• [EXERCISE BRIEF]: Each line in the entries below that holds the string "style" is to be listed.

• [STORED ROWS]:
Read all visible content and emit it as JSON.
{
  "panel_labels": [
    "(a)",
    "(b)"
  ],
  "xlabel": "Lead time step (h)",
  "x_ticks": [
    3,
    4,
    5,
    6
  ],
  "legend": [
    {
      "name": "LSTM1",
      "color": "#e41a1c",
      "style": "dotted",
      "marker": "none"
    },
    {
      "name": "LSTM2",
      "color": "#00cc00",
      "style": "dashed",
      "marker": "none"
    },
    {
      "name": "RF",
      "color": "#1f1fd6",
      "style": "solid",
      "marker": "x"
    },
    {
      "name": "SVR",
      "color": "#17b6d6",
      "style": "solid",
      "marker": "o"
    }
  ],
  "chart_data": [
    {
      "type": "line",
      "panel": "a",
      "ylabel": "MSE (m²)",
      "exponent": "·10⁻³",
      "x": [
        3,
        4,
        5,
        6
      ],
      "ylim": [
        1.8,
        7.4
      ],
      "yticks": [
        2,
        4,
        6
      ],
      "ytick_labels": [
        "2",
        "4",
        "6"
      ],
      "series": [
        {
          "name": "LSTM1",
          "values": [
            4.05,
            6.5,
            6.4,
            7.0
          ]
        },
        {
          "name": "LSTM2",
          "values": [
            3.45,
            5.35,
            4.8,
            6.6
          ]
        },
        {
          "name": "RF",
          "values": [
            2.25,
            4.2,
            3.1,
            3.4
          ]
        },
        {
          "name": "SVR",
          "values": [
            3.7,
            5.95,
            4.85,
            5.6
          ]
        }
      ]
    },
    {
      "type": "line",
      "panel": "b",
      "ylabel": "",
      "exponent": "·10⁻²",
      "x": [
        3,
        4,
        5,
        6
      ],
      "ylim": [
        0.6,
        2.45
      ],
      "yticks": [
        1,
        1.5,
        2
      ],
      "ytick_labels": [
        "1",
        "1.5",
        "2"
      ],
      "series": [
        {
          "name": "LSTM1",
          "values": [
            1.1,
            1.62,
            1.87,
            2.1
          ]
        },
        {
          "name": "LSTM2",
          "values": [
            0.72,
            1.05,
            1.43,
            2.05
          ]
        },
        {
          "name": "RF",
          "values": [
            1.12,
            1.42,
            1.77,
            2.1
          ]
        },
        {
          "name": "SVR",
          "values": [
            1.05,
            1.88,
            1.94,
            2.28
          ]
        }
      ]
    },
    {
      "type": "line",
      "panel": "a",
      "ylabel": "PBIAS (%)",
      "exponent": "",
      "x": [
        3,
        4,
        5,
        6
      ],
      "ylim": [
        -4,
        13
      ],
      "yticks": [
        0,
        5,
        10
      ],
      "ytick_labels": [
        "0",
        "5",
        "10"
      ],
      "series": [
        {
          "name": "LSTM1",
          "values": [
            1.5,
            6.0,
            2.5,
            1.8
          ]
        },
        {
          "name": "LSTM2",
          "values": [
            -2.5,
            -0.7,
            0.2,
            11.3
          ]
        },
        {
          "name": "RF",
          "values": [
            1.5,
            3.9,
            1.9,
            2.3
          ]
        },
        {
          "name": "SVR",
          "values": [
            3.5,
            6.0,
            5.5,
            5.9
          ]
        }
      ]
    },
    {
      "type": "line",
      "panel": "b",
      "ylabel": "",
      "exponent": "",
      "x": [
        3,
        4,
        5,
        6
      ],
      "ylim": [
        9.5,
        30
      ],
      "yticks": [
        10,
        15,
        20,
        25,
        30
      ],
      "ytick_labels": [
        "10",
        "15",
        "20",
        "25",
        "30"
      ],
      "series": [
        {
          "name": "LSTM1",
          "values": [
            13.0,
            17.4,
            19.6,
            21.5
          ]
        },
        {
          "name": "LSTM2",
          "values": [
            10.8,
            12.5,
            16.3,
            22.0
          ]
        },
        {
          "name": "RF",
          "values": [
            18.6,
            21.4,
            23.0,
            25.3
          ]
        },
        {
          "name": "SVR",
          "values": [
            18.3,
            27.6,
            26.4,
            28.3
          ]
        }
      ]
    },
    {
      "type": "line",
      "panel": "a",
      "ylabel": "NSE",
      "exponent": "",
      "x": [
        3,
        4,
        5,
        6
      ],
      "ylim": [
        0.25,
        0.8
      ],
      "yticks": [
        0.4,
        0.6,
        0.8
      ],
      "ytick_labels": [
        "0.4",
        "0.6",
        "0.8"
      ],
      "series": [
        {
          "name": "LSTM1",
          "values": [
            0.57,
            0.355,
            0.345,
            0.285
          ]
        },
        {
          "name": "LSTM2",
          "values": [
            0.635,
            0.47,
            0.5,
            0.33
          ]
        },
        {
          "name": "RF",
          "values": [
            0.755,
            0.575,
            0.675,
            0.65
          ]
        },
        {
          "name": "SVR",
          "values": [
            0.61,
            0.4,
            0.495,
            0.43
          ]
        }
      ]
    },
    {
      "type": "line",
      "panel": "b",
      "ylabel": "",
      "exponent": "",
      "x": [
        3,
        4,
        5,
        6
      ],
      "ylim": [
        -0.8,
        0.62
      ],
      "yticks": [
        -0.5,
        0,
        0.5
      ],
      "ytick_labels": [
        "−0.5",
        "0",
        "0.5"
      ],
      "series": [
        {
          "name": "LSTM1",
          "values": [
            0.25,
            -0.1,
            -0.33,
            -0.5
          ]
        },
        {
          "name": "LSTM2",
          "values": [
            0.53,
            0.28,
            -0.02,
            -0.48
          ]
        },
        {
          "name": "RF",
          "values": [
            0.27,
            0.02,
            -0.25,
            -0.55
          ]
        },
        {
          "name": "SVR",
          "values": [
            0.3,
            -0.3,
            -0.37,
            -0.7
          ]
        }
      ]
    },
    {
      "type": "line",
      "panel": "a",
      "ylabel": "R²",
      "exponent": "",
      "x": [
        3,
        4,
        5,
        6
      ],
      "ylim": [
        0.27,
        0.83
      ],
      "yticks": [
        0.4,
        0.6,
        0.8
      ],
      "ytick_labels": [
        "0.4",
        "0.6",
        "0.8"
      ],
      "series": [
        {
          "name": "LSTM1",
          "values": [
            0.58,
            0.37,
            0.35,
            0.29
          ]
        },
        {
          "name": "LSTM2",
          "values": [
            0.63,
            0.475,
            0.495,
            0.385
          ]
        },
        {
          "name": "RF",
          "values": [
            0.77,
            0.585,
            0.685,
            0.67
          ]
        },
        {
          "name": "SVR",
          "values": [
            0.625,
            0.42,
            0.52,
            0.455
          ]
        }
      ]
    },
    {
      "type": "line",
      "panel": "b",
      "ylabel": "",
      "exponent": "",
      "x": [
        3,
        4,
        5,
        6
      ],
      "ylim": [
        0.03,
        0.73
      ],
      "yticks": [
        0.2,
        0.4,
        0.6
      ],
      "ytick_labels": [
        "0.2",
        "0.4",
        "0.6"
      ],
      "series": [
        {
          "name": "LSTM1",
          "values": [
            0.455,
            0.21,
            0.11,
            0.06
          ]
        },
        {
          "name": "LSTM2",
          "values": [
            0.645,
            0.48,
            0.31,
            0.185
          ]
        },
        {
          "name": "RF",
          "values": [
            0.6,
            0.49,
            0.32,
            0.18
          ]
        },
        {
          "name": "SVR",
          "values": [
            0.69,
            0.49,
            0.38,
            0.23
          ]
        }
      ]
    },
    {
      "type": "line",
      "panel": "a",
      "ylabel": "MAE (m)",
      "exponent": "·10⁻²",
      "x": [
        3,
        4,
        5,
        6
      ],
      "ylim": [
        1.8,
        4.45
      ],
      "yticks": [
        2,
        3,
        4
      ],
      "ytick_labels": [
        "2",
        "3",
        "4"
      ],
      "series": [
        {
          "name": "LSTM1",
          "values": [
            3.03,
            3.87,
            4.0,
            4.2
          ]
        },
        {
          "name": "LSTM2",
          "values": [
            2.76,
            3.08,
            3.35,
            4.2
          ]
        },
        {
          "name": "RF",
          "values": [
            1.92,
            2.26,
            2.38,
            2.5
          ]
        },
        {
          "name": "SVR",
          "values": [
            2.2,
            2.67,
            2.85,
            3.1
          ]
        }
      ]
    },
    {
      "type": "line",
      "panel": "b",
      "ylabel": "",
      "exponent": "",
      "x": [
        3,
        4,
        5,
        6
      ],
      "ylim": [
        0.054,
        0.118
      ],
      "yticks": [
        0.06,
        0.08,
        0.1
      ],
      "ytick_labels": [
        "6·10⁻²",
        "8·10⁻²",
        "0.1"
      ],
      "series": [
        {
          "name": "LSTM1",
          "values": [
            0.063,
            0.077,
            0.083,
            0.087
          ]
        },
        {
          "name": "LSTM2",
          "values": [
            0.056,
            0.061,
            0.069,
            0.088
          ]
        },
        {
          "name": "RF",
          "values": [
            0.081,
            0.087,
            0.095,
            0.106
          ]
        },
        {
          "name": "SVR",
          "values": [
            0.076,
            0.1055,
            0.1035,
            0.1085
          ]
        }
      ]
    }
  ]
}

• [ANSWER FOR THIS EXERCISE]:
      "style": "dotted",
      "style": "dashed",
      "style": "solid",
      "style": "solid",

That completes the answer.